* [Exercise details]: Using the data below, copy every line that contains the word "document".

* [Dataset excerpts]:

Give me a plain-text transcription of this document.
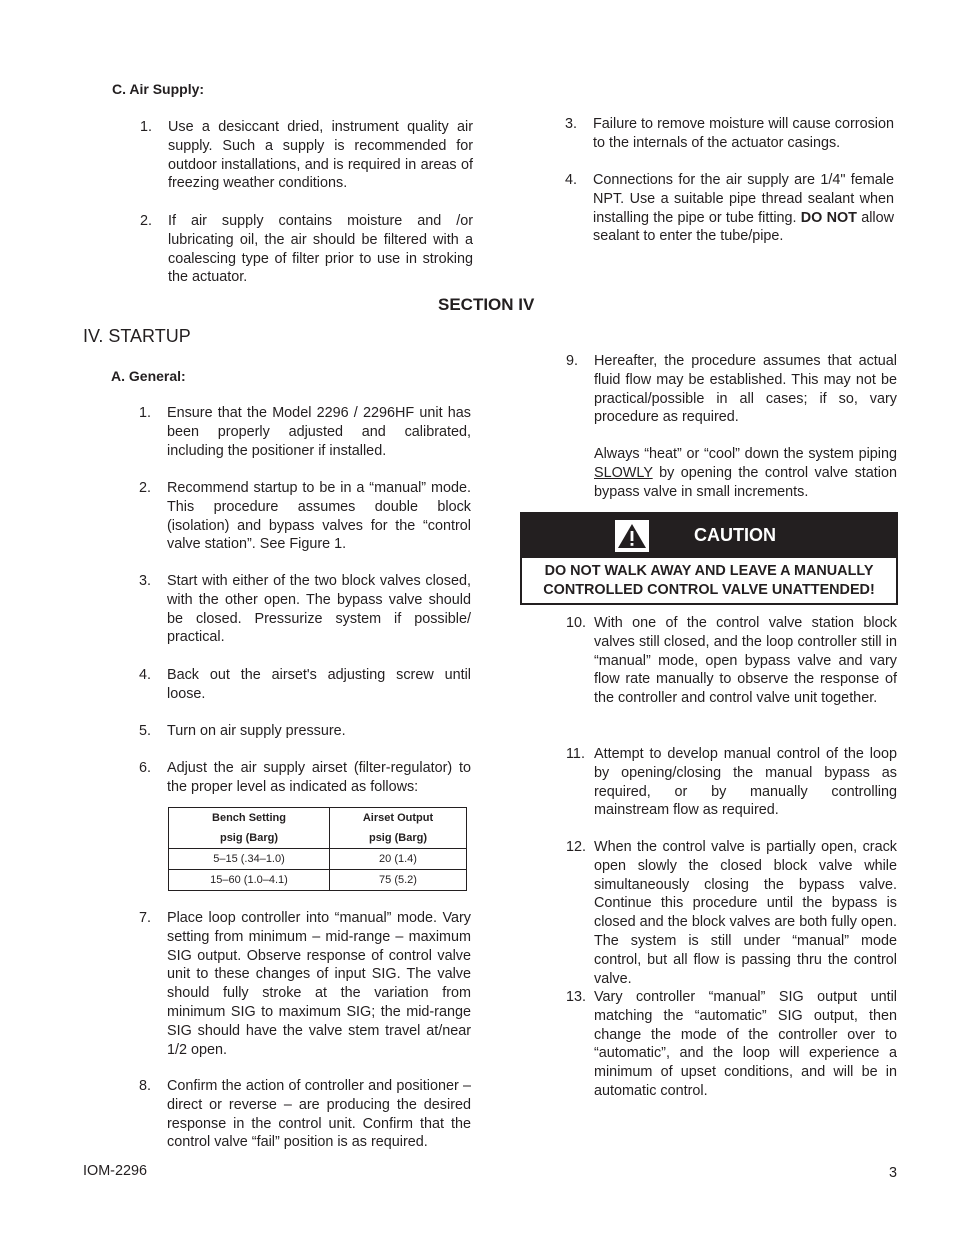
C. Air Supply:
1. Use a desiccant dried, instrument quality air supply. Such a supply is recommended for outdoor installations, and is required in areas of freezing weather conditions.
2. If air supply contains moisture and /or lubricating oil, the air should be filtered with a coalescing type of filter prior to use in stroking the actuator.
3. Failure to remove moisture will cause corrosion to the internals of the actuator casings.
4. Connections for the air supply are 1/4" female NPT. Use a suitable pipe thread sealant when installing the pipe or tube fitting. DO NOT allow sealant to enter the tube/pipe.
SECTION IV
IV. STARTUP
A. General:
1. Ensure that the Model 2296 / 2296HF unit has been properly adjusted and calibrated, including the positioner if installed.
2. Recommend startup to be in a “manual” mode. This procedure assumes double block (isolation) and bypass valves for the “control valve station”. See Figure 1.
3. Start with either of the two block valves closed, with the other open. The bypass valve should be closed. Pressurize system if possible/ practical.
4. Back out the airset's adjusting screw until loose.
5. Turn on air supply pressure.
6. Adjust the air supply airset (filter-regulator) to the proper level as indicated as follows:
Bench Setting	Airset Output
psig (Barg)	psig (Barg)
5–15 (.34–1.0)	20 (1.4)
15–60 (1.0–4.1)	75 (5.2)
7. Place loop controller into “manual” mode. Vary setting from minimum – mid-range – maximum SIG output. Observe response of control valve unit to these changes of input SIG. The valve should fully stroke at the variation from minimum SIG to maximum SIG; the mid-range SIG should have the valve stem travel at/near 1/2 open.
8. Confirm the action of controller and positioner – direct or reverse – are producing the desired response in the control unit. Confirm that the control valve “fail” position is as required.
9. Hereafter, the procedure assumes that actual fluid flow may be established. This may not be practical/possible in all cases; if so, vary procedure as required.

Always “heat” or “cool” down the system piping SLOWLY by opening the control valve station bypass valve in small increments.

CAUTION
DO NOT WALK AWAY AND LEAVE A MANUALLY
CONTROLLED CONTROL VALVE UNATTENDED!
10. With one of the control valve station block valves still closed, and the loop controller still in “manual” mode, open bypass valve and vary flow rate manually to observe the response of the controller and control valve unit together.
11. Attempt to develop manual control of the loop by opening/closing the manual bypass as required, or by manually controlling mainstream flow as required.
12. When the control valve is partially open, crack open slowly the closed block valve while simultaneously closing the bypass valve. Continue this procedure until the bypass is closed and the block valves are both fully open. The system is still under “manual” mode control, but all flow is passing thru the control valve.
13. Vary controller “manual” SIG output until matching the “automatic” SIG output, then change the mode of the controller over to “automatic”, and the loop will experience a minimum of upset conditions, and will be in automatic control.
IOM-2296	3
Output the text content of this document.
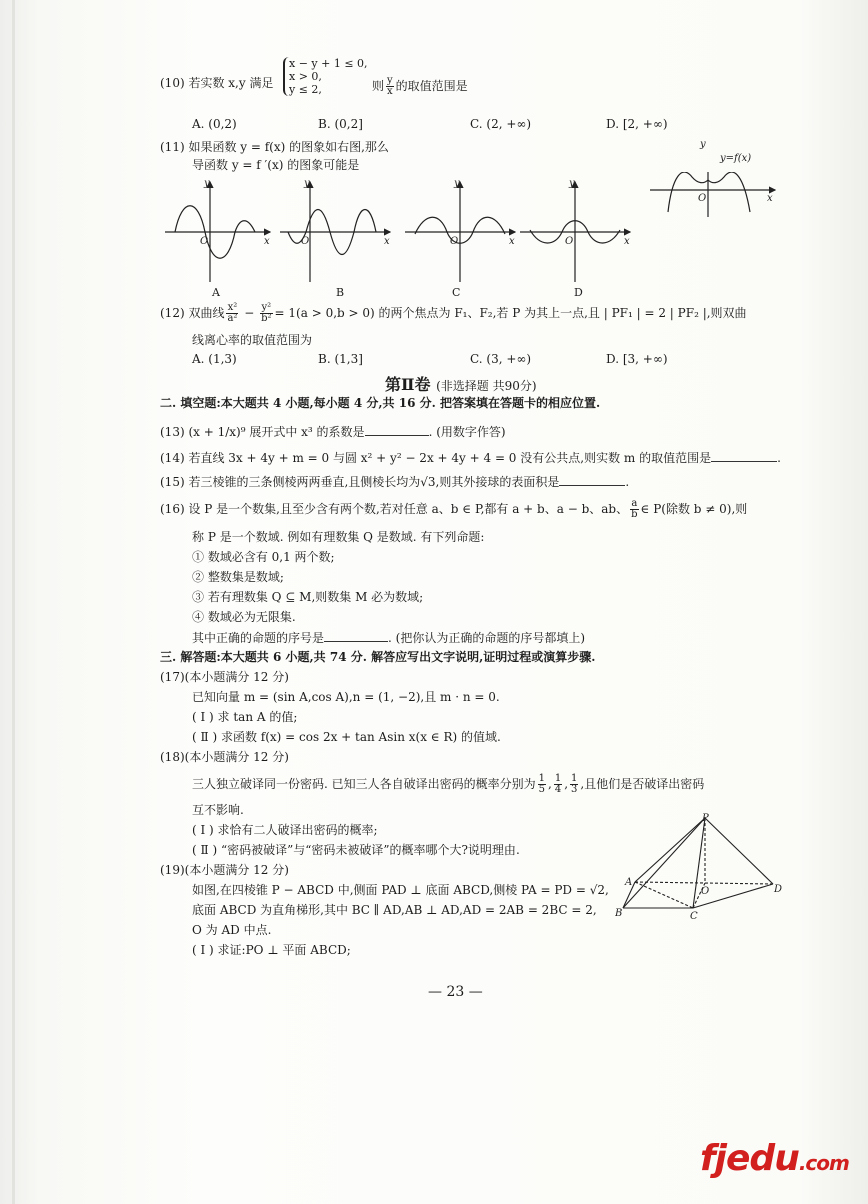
(10) 若实数 x,y 满足
x − y + 1 ≤ 0,
x > 0,
y ≤ 2,	则 $\frac{y}{x}$ 的取值范围是
A. (0,2)	B. (0,2]	C. (2, +∞)	D. [2, +∞)
(11) 如果函数 y = f(x) 的图象如右图,那么
导函数 y = f ′(x) 的图象可能是
y
x
O
y
x
O
y
x
O
y
x
O
A	B	C	D
x
O
y
y=f(x)
(12) 双曲线 $\frac{\text{x²}}{\text{a²}} - \frac{\text{y²}}{\text{b²}} = 1(a > 0,b > 0)$ 的两个焦点为 F₁、F₂,若 P 为其上一点,且 | PF₁ | = 2 | PF₂ |,则双曲
线离心率的取值范围为
A. (1,3)	B. (1,3]	C. (3, +∞)	D. [3, +∞)
第Ⅱ卷 (非选择题 共90分)
二. 填空题:本大题共 4 小题,每小题 4 分,共 16 分. 把答案填在答题卡的相应位置.
(13) (x + 1/x)⁹ 展开式中 x³ 的系数是	. (用数字作答)
(14) 若直线 3x + 4y + m = 0 与圆 x² + y² − 2x + 4y + 4 = 0 没有公共点,则实数 m 的取值范围是	.
(15) 若三棱锥的三条侧棱两两垂直,且侧棱长均为√3,则其外接球的表面积是	.
(16) 设 P 是一个数集,且至少含有两个数,若对任意 a、b ∈ P,都有 a + b、a − b、ab、 $\frac{a}{b}$ ∈ P(除数 b ≠ 0),则
称 P 是一个数域. 例如有理数集 Q 是数域. 有下列命题:
① 数域必含有 0,1 两个数;
② 整数集是数域;
③ 若有理数集 Q ⊆ M,则数集 M 必为数域;
④ 数域必为无限集.
其中正确的命题的序号是	. (把你认为正确的命题的序号都填上)
三. 解答题:本大题共 6 小题,共 74 分. 解答应写出文字说明,证明过程或演算步骤.
(17)(本小题满分 12 分)
已知向量 m = (sin A,cos A),n = (1, −2),且 m · n = 0.
( Ⅰ ) 求 tan A 的值;
( Ⅱ ) 求函数 f(x) = cos 2x + tan Asin x(x ∈ R) 的值域.
(18)(本小题满分 12 分)
三人独立破译同一份密码. 已知三人各自破译出密码的概率分别为 $\frac{1}{5}$ , $\frac{1}{4}$ , $\frac{1}{3}$ ,且他们是否破译出密码
互不影响.
( Ⅰ ) 求恰有二人破译出密码的概率;
( Ⅱ ) “密码被破译”与“密码未被破译”的概率哪个大?说明理由.
(19)(本小题满分 12 分)
如图,在四棱锥 P − ABCD 中,侧面 PAD ⊥ 底面 ABCD,侧棱 PA = PD = √2,
底面 ABCD 为直角梯形,其中 BC ∥ AD,AB ⊥ AD,AD = 2AB = 2BC = 2,
O 为 AD 中点.
( Ⅰ ) 求证:PO ⊥ 平面 ABCD;
P
A
B	C
D
O
— 23 —
fjedu.com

* [Exercise result]:
Give me a plain-text transcription of this document.
Output the text content of this document.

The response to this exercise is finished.